• Action item
Filter these entries so that only lines with the word "transplant" remain.

═════ Data excerpts

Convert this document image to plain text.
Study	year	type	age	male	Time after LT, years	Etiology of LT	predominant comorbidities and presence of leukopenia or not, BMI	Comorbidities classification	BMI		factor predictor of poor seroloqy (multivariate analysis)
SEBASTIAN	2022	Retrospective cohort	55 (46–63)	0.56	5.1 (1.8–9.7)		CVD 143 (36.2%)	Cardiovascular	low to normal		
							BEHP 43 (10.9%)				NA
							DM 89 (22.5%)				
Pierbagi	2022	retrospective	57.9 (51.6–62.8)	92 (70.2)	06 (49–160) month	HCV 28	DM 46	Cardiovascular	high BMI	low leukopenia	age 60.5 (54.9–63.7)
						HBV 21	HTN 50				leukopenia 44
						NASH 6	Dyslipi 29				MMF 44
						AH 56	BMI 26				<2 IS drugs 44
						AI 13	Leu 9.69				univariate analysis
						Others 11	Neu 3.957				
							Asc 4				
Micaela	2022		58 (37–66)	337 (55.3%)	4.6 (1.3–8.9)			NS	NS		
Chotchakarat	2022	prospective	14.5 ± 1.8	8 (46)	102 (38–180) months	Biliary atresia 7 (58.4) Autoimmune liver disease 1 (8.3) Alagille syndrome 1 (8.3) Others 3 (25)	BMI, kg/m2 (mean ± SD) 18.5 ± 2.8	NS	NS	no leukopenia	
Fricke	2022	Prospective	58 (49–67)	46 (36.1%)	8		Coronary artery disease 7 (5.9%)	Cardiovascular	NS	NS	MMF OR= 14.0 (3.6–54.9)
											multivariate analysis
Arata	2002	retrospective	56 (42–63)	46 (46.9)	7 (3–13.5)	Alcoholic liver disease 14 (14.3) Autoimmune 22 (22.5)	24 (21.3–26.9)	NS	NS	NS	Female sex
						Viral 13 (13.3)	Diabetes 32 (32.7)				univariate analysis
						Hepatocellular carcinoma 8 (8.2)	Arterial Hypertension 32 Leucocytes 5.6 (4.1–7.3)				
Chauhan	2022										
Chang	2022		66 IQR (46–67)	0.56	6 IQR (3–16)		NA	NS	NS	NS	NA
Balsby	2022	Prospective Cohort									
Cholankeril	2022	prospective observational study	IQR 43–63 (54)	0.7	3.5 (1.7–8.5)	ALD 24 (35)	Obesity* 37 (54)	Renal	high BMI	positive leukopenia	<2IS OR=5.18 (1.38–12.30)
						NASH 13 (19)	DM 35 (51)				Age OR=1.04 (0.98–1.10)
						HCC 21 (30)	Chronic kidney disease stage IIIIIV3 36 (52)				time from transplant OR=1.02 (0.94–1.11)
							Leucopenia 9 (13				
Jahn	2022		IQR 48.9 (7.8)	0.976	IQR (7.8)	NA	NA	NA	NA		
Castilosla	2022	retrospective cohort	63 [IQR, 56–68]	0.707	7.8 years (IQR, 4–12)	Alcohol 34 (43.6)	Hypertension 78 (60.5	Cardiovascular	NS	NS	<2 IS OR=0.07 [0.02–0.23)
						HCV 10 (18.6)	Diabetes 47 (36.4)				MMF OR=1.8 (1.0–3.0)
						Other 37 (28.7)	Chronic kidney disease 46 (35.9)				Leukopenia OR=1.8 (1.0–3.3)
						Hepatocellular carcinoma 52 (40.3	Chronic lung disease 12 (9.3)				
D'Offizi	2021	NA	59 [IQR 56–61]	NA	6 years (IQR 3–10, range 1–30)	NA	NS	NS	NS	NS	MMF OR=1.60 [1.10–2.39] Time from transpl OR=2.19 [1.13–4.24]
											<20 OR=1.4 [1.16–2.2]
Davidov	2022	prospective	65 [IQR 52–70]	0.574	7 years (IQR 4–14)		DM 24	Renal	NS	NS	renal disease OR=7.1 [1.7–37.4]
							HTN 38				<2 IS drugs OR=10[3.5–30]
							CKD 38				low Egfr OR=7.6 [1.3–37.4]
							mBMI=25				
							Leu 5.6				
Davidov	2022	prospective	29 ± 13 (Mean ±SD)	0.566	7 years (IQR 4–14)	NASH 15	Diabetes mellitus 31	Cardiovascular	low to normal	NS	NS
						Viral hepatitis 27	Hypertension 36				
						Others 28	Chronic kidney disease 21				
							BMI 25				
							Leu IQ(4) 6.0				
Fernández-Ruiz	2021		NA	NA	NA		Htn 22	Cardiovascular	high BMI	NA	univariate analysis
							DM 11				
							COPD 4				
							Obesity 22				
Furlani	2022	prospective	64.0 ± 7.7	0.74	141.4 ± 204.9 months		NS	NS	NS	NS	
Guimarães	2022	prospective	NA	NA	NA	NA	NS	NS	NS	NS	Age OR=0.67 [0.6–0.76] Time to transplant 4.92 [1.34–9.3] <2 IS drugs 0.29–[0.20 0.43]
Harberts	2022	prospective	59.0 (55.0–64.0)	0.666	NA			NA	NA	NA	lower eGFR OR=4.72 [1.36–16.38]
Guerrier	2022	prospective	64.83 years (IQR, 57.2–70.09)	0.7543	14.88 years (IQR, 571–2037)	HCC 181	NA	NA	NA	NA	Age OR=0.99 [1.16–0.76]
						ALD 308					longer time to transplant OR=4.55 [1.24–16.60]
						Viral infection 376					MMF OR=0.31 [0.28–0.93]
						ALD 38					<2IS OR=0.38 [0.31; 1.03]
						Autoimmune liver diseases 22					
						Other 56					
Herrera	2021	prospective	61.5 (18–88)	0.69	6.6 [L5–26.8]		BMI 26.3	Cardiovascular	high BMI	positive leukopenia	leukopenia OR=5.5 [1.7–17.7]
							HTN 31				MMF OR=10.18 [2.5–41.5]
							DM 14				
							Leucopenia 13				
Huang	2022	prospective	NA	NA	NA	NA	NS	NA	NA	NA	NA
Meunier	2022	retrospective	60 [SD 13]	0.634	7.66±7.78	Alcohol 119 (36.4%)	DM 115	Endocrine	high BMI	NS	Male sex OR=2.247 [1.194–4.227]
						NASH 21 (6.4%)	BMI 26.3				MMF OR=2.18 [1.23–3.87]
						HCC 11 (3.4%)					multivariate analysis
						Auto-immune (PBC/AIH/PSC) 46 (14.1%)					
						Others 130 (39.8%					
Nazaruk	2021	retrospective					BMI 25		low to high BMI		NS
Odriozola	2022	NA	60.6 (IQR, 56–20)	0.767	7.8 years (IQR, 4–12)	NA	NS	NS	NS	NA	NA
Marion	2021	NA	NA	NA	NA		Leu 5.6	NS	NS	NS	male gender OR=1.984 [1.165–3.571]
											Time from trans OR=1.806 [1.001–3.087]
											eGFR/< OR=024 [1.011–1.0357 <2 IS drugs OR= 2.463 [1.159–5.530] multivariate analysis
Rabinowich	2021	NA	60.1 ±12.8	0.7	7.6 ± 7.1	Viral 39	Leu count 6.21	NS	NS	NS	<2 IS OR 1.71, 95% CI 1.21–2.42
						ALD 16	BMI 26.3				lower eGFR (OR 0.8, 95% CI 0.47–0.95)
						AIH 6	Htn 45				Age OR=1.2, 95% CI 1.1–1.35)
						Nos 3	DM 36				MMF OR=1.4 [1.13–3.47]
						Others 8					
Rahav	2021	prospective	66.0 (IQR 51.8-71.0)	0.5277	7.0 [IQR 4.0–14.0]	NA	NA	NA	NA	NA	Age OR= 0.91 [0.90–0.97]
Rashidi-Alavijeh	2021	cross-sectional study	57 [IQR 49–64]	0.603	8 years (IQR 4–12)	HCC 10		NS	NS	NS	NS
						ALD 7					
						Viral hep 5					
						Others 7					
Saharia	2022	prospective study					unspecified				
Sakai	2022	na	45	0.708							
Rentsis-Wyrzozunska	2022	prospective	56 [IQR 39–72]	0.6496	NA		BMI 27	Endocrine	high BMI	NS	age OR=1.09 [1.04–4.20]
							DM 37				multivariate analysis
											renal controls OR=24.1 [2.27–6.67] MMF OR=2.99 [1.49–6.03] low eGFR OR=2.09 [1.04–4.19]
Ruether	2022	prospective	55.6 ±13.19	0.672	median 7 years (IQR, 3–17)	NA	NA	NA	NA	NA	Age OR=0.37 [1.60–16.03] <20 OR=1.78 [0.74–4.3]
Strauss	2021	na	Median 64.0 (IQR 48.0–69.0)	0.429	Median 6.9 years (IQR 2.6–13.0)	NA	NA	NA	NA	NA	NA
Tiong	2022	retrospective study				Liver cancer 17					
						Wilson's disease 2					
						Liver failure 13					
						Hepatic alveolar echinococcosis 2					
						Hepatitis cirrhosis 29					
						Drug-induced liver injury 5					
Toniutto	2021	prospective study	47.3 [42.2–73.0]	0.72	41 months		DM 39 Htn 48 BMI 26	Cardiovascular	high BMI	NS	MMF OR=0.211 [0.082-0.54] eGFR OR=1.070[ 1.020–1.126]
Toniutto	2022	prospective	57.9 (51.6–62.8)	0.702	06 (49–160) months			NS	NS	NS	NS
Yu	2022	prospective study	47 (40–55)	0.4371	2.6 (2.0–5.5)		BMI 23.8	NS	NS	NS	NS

══════════

• Output below
						HCC 21 (30)	Chronic kidney disease stage IIIIIV3 36 (52)				time from transplant OR=1.02 (0.94–1.11)
Guimarães	2022	prospective	NA	NA	NA	NA	NS	NS	NS	NS	Age OR=0.67 [0.6–0.76] Time to transplant 4.92 [1.34–9.3] <2 IS drugs 0.29–[0.20 0.43]
						ALD 308					longer time to transplant OR=4.55 [1.24–16.60]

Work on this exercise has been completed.